» **Provided material**
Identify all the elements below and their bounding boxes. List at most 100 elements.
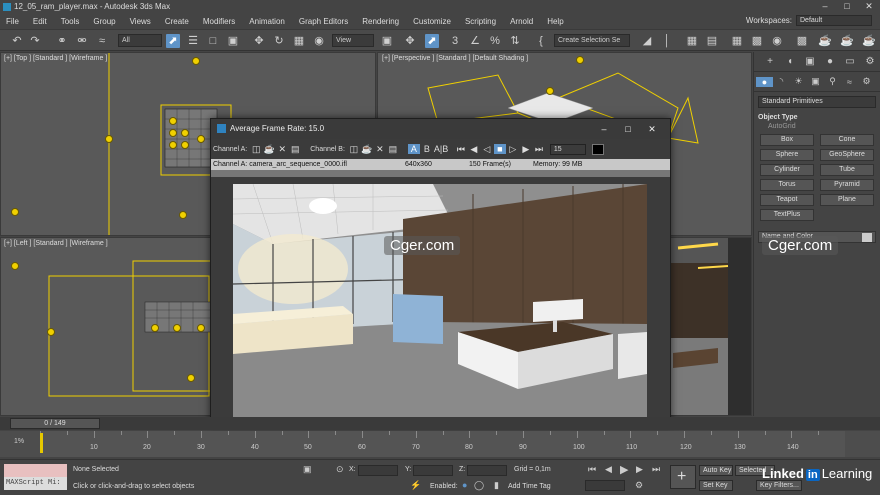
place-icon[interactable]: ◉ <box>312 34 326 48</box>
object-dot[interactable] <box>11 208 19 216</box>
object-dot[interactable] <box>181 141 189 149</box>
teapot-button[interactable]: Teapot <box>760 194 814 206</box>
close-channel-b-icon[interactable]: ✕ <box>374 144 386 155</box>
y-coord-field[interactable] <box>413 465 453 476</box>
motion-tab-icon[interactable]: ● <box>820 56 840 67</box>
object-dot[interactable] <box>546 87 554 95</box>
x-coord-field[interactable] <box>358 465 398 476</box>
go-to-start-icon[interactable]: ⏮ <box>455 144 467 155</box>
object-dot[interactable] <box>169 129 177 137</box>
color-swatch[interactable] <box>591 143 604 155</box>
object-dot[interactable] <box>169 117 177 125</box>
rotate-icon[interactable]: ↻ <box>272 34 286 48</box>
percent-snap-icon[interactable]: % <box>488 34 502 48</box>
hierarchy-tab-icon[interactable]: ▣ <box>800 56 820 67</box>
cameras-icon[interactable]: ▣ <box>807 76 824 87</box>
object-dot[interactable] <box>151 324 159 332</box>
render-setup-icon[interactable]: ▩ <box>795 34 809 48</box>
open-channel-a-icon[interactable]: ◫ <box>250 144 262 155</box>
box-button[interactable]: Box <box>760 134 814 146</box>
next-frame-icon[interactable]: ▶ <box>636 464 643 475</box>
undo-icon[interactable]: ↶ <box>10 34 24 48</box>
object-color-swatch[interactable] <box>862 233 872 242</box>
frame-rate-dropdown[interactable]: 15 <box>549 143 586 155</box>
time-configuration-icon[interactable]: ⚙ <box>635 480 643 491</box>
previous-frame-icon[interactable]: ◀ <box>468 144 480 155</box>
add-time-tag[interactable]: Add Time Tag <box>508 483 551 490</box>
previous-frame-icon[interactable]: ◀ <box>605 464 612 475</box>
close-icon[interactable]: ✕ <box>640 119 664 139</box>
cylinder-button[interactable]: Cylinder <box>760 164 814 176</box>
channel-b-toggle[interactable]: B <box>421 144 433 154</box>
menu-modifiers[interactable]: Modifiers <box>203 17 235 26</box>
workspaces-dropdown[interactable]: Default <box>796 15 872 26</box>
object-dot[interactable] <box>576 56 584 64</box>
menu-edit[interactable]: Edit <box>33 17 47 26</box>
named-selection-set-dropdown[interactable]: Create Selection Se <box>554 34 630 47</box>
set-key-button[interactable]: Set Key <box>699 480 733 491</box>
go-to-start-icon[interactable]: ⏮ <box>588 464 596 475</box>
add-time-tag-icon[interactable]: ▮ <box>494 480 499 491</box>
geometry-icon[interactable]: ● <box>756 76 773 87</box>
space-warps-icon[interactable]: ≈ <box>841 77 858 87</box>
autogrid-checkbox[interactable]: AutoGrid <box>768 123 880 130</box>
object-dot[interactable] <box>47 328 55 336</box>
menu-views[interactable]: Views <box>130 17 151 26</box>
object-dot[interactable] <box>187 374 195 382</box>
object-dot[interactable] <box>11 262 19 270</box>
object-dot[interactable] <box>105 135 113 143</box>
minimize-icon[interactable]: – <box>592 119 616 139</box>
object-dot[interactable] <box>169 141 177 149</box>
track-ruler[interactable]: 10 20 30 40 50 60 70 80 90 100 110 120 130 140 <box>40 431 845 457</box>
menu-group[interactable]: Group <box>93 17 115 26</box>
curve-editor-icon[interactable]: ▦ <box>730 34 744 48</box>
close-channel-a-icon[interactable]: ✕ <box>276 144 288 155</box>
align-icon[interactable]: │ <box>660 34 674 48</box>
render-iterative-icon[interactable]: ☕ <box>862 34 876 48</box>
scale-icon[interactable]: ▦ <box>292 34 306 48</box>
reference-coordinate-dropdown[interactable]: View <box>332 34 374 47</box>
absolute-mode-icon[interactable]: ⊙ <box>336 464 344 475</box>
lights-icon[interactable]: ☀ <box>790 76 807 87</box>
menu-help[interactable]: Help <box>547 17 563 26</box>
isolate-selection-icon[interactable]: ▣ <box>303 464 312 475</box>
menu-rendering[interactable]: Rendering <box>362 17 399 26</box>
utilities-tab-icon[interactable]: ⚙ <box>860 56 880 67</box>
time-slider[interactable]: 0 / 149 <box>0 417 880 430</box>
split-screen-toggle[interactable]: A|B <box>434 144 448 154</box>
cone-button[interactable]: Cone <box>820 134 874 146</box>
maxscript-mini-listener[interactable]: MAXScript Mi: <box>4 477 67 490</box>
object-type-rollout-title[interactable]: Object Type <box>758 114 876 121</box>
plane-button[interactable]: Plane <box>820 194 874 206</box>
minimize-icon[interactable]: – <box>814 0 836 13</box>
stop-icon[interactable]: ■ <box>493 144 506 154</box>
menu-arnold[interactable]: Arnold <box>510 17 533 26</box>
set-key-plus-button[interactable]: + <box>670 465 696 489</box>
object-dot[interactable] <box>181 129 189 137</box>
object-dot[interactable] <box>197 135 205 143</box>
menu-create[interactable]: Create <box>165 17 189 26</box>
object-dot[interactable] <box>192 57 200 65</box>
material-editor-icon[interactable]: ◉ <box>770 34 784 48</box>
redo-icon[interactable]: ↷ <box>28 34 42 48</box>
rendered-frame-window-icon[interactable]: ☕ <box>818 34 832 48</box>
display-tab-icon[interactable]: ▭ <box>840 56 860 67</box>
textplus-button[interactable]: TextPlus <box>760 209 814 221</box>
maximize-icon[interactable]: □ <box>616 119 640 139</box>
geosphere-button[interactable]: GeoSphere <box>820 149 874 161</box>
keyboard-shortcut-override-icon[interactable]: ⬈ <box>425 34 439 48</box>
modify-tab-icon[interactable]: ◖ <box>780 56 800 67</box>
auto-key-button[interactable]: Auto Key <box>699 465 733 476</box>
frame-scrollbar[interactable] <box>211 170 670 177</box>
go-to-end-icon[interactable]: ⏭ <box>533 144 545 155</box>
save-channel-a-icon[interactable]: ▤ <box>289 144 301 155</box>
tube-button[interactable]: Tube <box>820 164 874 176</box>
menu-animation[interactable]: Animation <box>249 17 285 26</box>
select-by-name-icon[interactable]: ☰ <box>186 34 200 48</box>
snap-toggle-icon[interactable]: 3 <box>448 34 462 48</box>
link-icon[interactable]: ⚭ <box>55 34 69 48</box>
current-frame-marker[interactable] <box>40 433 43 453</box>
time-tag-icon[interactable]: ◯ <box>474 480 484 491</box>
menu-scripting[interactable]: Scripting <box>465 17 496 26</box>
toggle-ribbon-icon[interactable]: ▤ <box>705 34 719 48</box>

» **Exercise task**
Write out the entire listing above word for word, leaving out the picture.

» **Final answer**
Identify all the elements below and their bounding boxes. List at most 100 elements.
place-icon[interactable]: ◉ <box>312 34 326 48</box>
object-dot[interactable] <box>11 208 19 216</box>
object-dot[interactable] <box>181 141 189 149</box>
teapot-button[interactable]: Teapot <box>760 194 814 206</box>
close-channel-b-icon[interactable]: ✕ <box>374 144 386 155</box>
y-coord-field[interactable] <box>413 465 453 476</box>
motion-tab-icon[interactable]: ● <box>820 56 840 67</box>
object-dot[interactable] <box>546 87 554 95</box>
x-coord-field[interactable] <box>358 465 398 476</box>
go-to-start-icon[interactable]: ⏮ <box>455 144 467 155</box>
object-dot[interactable] <box>169 129 177 137</box>
color-swatch[interactable] <box>591 143 604 155</box>
object-dot[interactable] <box>169 117 177 125</box>
rotate-icon[interactable]: ↻ <box>272 34 286 48</box>
percent-snap-icon[interactable]: % <box>488 34 502 48</box>
hierarchy-tab-icon[interactable]: ▣ <box>800 56 820 67</box>
cameras-icon[interactable]: ▣ <box>807 76 824 87</box>
object-dot[interactable] <box>151 324 159 332</box>
render-setup-icon[interactable]: ▩ <box>795 34 809 48</box>
open-channel-a-icon[interactable]: ◫ <box>250 144 262 155</box>
box-button[interactable]: Box <box>760 134 814 146</box>
next-frame-icon[interactable]: ▶ <box>636 464 643 475</box>
undo-icon[interactable]: ↶ <box>10 34 24 48</box>
object-color-swatch[interactable] <box>862 233 872 242</box>
frame-rate-dropdown[interactable]: 15 <box>549 143 586 155</box>
time-configuration-icon[interactable]: ⚙ <box>635 480 643 491</box>
previous-frame-icon[interactable]: ◀ <box>468 144 480 155</box>
add-time-tag[interactable]: Add Time Tag <box>508 483 551 490</box>
previous-frame-icon[interactable]: ◀ <box>605 464 612 475</box>
close-icon[interactable]: ✕ <box>640 119 664 139</box>
cylinder-button[interactable]: Cylinder <box>760 164 814 176</box>
channel-b-toggle[interactable]: B <box>421 144 433 154</box>
menu-modifiers[interactable]: Modifiers <box>203 17 235 26</box>
workspaces-dropdown[interactable]: Default <box>796 15 872 26</box>
object-dot[interactable] <box>576 56 584 64</box>
menu-edit[interactable]: Edit <box>33 17 47 26</box>
named-selection-set-dropdown[interactable]: Create Selection Se <box>554 34 630 47</box>
set-key-button[interactable]: Set Key <box>699 480 733 491</box>
go-to-start-icon[interactable]: ⏮ <box>588 464 596 475</box>
add-time-tag-icon[interactable]: ▮ <box>494 480 499 491</box>
geometry-icon[interactable]: ● <box>756 76 773 87</box>
space-warps-icon[interactable]: ≈ <box>841 77 858 87</box>
autogrid-checkbox[interactable]: AutoGrid <box>768 123 880 130</box>
object-dot[interactable] <box>47 328 55 336</box>
menu-views[interactable]: Views <box>130 17 151 26</box>
object-dot[interactable] <box>187 374 195 382</box>
object-dot[interactable] <box>11 262 19 270</box>
object-dot[interactable] <box>105 135 113 143</box>
minimize-icon[interactable]: – <box>592 119 616 139</box>
object-dot[interactable] <box>169 141 177 149</box>
track-ruler[interactable]: 10 20 30 40 50 60 70 80 90 100 110 120 130 140 <box>40 431 845 457</box>
menu-group[interactable]: Group <box>93 17 115 26</box>
curve-editor-icon[interactable]: ▦ <box>730 34 744 48</box>
close-channel-a-icon[interactable]: ✕ <box>276 144 288 155</box>
align-icon[interactable]: │ <box>660 34 674 48</box>
render-iterative-icon[interactable]: ☕ <box>862 34 876 48</box>
scale-icon[interactable]: ▦ <box>292 34 306 48</box>
reference-coordinate-dropdown[interactable]: View <box>332 34 374 47</box>
absolute-mode-icon[interactable]: ⊙ <box>336 464 344 475</box>
lights-icon[interactable]: ☀ <box>790 76 807 87</box>
menu-help[interactable]: Help <box>547 17 563 26</box>
isolate-selection-icon[interactable]: ▣ <box>303 464 312 475</box>
menu-rendering[interactable]: Rendering <box>362 17 399 26</box>
utilities-tab-icon[interactable]: ⚙ <box>860 56 880 67</box>
time-slider[interactable]: 0 / 149 <box>0 417 880 430</box>
split-screen-toggle[interactable]: A|B <box>434 144 448 154</box>
cone-button[interactable]: Cone <box>820 134 874 146</box>
maxscript-mini-listener[interactable]: MAXScript Mi: <box>4 477 67 490</box>
object-type-rollout-title[interactable]: Object Type <box>758 114 876 121</box>
plane-button[interactable]: Plane <box>820 194 874 206</box>
minimize-icon[interactable]: – <box>814 0 836 13</box>
stop-icon[interactable]: ■ <box>493 144 506 154</box>
menu-arnold[interactable]: Arnold <box>510 17 533 26</box>
set-key-plus-button[interactable]: + <box>670 465 696 489</box>
object-dot[interactable] <box>181 129 189 137</box>
object-dot[interactable] <box>197 135 205 143</box>
menu-create[interactable]: Create <box>165 17 189 26</box>
object-dot[interactable] <box>192 57 200 65</box>
material-editor-icon[interactable]: ◉ <box>770 34 784 48</box>
redo-icon[interactable]: ↷ <box>28 34 42 48</box>
rendered-frame-window-icon[interactable]: ☕ <box>818 34 832 48</box>
display-tab-icon[interactable]: ▭ <box>840 56 860 67</box>
textplus-button[interactable]: TextPlus <box>760 209 814 221</box>
maximize-icon[interactable]: □ <box>616 119 640 139</box>
geosphere-button[interactable]: GeoSphere <box>820 149 874 161</box>
keyboard-shortcut-override-icon[interactable]: ⬈ <box>425 34 439 48</box>
modify-tab-icon[interactable]: ◖ <box>780 56 800 67</box>
auto-key-button[interactable]: Auto Key <box>699 465 733 476</box>
frame-scrollbar[interactable] <box>211 170 670 177</box>
go-to-end-icon[interactable]: ⏭ <box>533 144 545 155</box>
save-channel-a-icon[interactable]: ▤ <box>289 144 301 155</box>
tube-button[interactable]: Tube <box>820 164 874 176</box>
menu-animation[interactable]: Animation <box>249 17 285 26</box>
select-by-name-icon[interactable]: ☰ <box>186 34 200 48</box>
snap-toggle-icon[interactable]: 3 <box>448 34 462 48</box>
link-icon[interactable]: ⚭ <box>55 34 69 48</box>
current-frame-marker[interactable] <box>40 433 43 453</box>
time-tag-icon[interactable]: ◯ <box>474 480 484 491</box>
menu-scripting[interactable]: Scripting <box>465 17 496 26</box>
toggle-ribbon-icon[interactable]: ▤ <box>705 34 719 48</box>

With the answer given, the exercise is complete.